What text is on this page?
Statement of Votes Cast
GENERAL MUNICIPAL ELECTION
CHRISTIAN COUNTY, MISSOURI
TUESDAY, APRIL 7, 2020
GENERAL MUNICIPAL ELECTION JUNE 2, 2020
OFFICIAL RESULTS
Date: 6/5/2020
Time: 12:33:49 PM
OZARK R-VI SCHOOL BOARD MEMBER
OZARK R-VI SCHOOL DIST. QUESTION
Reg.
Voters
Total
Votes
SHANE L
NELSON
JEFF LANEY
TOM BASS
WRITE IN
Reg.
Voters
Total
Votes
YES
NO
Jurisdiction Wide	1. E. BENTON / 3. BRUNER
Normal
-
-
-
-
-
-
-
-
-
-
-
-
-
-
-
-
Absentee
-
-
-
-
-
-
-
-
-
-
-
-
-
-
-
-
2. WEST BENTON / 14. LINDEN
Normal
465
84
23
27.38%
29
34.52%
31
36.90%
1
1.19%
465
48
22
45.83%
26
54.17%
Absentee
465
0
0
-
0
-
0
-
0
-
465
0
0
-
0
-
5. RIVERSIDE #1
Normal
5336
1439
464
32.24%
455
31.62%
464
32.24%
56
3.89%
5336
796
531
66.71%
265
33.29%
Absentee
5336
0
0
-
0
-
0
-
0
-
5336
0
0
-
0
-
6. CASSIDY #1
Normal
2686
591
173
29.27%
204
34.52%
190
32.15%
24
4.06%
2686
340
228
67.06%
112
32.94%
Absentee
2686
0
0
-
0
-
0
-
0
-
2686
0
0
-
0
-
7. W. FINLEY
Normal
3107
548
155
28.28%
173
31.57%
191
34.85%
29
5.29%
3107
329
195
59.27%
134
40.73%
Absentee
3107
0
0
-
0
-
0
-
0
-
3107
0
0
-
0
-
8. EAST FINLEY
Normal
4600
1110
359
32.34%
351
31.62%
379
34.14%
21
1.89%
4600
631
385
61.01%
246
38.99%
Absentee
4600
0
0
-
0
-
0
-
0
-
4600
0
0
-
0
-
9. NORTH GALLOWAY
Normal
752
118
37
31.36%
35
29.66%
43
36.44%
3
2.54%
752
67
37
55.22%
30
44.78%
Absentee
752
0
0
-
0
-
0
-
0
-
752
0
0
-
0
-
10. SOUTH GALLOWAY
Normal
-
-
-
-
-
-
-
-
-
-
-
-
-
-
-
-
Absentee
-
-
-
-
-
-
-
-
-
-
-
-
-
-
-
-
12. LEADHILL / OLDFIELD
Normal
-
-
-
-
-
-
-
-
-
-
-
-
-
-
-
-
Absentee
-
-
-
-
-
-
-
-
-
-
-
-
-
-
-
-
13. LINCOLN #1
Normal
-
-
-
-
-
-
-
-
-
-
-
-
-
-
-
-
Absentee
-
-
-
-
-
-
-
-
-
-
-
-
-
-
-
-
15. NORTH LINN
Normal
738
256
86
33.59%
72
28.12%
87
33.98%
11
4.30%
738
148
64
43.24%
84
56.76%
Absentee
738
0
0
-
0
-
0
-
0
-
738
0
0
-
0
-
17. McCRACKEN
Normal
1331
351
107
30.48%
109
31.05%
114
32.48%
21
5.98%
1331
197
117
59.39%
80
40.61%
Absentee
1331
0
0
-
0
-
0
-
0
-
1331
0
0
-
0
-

__________

The task
Your task is to repeat every entry exactly.

Reply
What text is on this page?
Statement of Votes Cast
GENERAL MUNICIPAL ELECTION
CHRISTIAN COUNTY, MISSOURI
TUESDAY, APRIL 7, 2020
GENERAL MUNICIPAL ELECTION JUNE 2, 2020
OFFICIAL RESULTS
Date: 6/5/2020
Time: 12:33:49 PM
OZARK R-VI SCHOOL BOARD MEMBER
OZARK R-VI SCHOOL DIST. QUESTION
Reg.
Voters
Total
Votes
SHANE L
NELSON
JEFF LANEY
TOM BASS
WRITE IN
Reg.
Voters
Total
Votes
YES
NO
Jurisdiction Wide	1. E. BENTON / 3. BRUNER
Normal
-
-
-
-
-
-
-
-
-
-
-
-
-
-
-
-
Absentee
-
-
-
-
-
-
-
-
-
-
-
-
-
-
-
-
2. WEST BENTON / 14. LINDEN
Normal
465
84
23
27.38%
29
34.52%
31
36.90%
1
1.19%
465
48
22
45.83%
26
54.17%
Absentee
465
0
0
-
0
-
0
-
0
-
465
0
0
-
0
-
5. RIVERSIDE #1
Normal
5336
1439
464
32.24%
455
31.62%
464
32.24%
56
3.89%
5336
796
531
66.71%
265
33.29%
Absentee
5336
0
0
-
0
-
0
-
0
-
5336
0
0
-
0
-
6. CASSIDY #1
Normal
2686
591
173
29.27%
204
34.52%
190
32.15%
24
4.06%
2686
340
228
67.06%
112
32.94%
Absentee
2686
0
0
-
0
-
0
-
0
-
2686
0
0
-
0
-
7. W. FINLEY
Normal
3107
548
155
28.28%
173
31.57%
191
34.85%
29
5.29%
3107
329
195
59.27%
134
40.73%
Absentee
3107
0
0
-
0
-
0
-
0
-
3107
0
0
-
0
-
8. EAST FINLEY
Normal
4600
1110
359
32.34%
351
31.62%
379
34.14%
21
1.89%
4600
631
385
61.01%
246
38.99%
Absentee
4600
0
0
-
0
-
0
-
0
-
4600
0
0
-
0
-
9. NORTH GALLOWAY
Normal
752
118
37
31.36%
35
29.66%
43
36.44%
3
2.54%
752
67
37
55.22%
30
44.78%
Absentee
752
0
0
-
0
-
0
-
0
-
752
0
0
-
0
-
10. SOUTH GALLOWAY
Normal
-
-
-
-
-
-
-
-
-
-
-
-
-
-
-
-
Absentee
-
-
-
-
-
-
-
-
-
-
-
-
-
-
-
-
12. LEADHILL / OLDFIELD
Normal
-
-
-
-
-
-
-
-
-
-
-
-
-
-
-
-
Absentee
-
-
-
-
-
-
-
-
-
-
-
-
-
-
-
-
13. LINCOLN #1
Normal
-
-
-
-
-
-
-
-
-
-
-
-
-
-
-
-
Absentee
-
-
-
-
-
-
-
-
-
-
-
-
-
-
-
-
15. NORTH LINN
Normal
738
256
86
33.59%
72
28.12%
87
33.98%
11
4.30%
738
148
64
43.24%
84
56.76%
Absentee
738
0
0
-
0
-
0
-
0
-
738
0
0
-
0
-
17. McCRACKEN
Normal
1331
351
107
30.48%
109
31.05%
114
32.48%
21
5.98%
1331
197
117
59.39%
80
40.61%
Absentee
1331
0
0
-
0
-
0
-
0
-
1331
0
0
-
0
-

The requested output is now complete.